EXERCISE TASK: Using the material that follows, identify and copy each line with the string "Customer".

Records from a collection of figures:
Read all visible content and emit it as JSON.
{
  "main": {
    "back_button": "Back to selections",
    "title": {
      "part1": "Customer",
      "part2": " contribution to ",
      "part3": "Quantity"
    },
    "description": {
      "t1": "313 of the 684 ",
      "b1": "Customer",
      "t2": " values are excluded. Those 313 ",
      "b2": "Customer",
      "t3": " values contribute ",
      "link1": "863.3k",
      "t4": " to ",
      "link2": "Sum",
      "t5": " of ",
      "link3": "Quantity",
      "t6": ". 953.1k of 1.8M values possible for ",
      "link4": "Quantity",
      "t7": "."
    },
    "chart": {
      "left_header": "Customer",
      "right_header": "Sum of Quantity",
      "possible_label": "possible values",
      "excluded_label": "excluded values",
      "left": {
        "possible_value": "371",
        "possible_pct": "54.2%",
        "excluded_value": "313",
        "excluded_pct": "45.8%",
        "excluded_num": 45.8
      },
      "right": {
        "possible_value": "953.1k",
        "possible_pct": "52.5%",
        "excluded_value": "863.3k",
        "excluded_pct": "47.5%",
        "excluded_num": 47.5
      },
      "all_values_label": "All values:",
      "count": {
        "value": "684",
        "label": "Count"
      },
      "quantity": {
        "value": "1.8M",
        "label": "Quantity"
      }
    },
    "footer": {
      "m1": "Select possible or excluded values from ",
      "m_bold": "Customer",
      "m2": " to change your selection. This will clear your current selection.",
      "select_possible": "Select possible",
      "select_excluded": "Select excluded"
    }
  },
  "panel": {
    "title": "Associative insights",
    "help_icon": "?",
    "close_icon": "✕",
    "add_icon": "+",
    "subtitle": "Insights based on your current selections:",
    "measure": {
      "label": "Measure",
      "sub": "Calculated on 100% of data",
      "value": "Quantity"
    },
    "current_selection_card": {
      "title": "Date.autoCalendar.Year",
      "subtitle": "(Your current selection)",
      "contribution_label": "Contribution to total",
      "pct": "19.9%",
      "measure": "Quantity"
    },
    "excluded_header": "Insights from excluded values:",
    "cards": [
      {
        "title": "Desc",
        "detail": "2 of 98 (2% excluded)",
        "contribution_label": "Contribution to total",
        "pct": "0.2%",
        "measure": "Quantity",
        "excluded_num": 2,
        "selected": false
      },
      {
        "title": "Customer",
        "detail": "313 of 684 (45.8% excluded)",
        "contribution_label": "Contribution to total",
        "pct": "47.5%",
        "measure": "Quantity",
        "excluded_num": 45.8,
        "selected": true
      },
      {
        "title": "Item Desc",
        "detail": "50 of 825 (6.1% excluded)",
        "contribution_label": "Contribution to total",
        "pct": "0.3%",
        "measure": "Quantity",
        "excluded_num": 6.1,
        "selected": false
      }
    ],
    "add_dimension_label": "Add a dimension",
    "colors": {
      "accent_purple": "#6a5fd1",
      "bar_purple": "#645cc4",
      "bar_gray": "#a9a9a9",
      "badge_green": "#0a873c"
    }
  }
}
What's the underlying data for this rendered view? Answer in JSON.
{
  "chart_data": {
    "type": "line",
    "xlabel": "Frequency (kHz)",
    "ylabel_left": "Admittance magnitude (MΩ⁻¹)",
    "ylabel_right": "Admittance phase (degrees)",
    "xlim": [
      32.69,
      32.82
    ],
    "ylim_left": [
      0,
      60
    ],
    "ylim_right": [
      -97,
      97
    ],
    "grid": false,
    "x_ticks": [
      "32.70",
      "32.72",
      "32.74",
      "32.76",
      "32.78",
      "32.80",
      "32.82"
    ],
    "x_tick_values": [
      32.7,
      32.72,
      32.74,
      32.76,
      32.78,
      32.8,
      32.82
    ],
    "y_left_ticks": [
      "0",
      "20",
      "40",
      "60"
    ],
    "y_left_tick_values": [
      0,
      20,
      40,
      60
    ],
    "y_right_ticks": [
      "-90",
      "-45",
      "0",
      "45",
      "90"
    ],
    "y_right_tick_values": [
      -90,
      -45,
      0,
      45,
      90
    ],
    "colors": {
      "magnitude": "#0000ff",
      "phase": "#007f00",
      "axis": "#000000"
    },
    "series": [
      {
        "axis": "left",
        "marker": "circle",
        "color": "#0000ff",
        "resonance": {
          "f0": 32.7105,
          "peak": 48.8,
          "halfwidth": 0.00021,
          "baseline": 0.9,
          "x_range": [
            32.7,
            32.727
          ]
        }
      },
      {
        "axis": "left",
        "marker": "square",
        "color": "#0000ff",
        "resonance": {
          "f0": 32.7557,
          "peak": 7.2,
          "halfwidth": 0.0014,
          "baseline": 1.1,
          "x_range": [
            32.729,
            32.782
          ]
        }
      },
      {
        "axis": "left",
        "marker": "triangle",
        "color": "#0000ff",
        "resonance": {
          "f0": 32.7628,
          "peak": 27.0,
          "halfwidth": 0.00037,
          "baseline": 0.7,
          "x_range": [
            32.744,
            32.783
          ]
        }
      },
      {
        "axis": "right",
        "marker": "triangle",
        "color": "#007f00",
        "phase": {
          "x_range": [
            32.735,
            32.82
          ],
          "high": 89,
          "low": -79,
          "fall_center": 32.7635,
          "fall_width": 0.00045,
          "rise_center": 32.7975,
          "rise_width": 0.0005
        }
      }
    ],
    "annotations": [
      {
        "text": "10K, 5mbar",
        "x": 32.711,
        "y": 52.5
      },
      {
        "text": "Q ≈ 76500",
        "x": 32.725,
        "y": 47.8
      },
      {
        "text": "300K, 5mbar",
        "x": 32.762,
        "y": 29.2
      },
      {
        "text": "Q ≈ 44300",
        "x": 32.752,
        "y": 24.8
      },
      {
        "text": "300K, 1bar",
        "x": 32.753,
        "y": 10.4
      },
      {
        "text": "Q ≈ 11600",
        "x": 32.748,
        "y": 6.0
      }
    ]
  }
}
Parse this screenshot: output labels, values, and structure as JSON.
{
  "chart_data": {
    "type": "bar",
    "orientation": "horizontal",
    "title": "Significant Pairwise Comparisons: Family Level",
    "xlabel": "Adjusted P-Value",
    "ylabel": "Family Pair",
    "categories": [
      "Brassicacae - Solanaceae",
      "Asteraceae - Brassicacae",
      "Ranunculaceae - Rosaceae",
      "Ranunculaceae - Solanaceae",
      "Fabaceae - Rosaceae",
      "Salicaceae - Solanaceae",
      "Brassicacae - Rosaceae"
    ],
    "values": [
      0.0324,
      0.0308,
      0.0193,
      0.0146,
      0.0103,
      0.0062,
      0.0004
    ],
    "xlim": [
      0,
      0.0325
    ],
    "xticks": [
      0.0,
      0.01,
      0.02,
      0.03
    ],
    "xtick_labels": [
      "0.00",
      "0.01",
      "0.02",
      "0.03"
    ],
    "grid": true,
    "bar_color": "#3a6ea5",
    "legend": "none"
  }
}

OUTPUT BELOW:
      "part1": "Customer",
      "b1": "Customer",
      "b2": "Customer",
      "left_header": "Customer",
      "m_bold": "Customer",
        "title": "Customer",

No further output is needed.